The records below should be written out again, exactly.

Dataset records:
- - - - - - -

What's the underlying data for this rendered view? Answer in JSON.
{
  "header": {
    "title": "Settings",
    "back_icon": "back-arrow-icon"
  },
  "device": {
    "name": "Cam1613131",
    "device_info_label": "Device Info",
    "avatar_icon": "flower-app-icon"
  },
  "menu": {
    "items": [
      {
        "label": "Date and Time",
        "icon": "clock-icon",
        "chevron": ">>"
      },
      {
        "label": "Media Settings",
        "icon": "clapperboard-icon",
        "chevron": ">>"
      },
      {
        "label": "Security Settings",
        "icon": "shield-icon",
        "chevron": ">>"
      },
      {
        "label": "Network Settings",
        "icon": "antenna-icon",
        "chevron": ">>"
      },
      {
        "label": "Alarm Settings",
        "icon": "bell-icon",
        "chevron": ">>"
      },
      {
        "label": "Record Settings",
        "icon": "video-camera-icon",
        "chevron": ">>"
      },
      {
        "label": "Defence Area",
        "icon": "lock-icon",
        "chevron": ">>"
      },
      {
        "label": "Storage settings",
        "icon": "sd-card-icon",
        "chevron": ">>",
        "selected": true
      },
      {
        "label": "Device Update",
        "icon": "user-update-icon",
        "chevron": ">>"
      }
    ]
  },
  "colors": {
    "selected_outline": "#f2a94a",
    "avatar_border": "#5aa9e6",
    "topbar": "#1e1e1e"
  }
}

- - - - - - -

### SOLUTION FOR THIS TASK
What's the underlying data for this rendered view? Answer in JSON.
{
  "header": {
    "title": "Settings",
    "back_icon": "back-arrow-icon"
  },
  "device": {
    "name": "Cam1613131",
    "device_info_label": "Device Info",
    "avatar_icon": "flower-app-icon"
  },
  "menu": {
    "items": [
      {
        "label": "Date and Time",
        "icon": "clock-icon",
        "chevron": ">>"
      },
      {
        "label": "Media Settings",
        "icon": "clapperboard-icon",
        "chevron": ">>"
      },
      {
        "label": "Security Settings",
        "icon": "shield-icon",
        "chevron": ">>"
      },
      {
        "label": "Network Settings",
        "icon": "antenna-icon",
        "chevron": ">>"
      },
      {
        "label": "Alarm Settings",
        "icon": "bell-icon",
        "chevron": ">>"
      },
      {
        "label": "Record Settings",
        "icon": "video-camera-icon",
        "chevron": ">>"
      },
      {
        "label": "Defence Area",
        "icon": "lock-icon",
        "chevron": ">>"
      },
      {
        "label": "Storage settings",
        "icon": "sd-card-icon",
        "chevron": ">>",
        "selected": true
      },
      {
        "label": "Device Update",
        "icon": "user-update-icon",
        "chevron": ">>"
      }
    ]
  },
  "colors": {
    "selected_outline": "#f2a94a",
    "avatar_border": "#5aa9e6",
    "topbar": "#1e1e1e"
  }
}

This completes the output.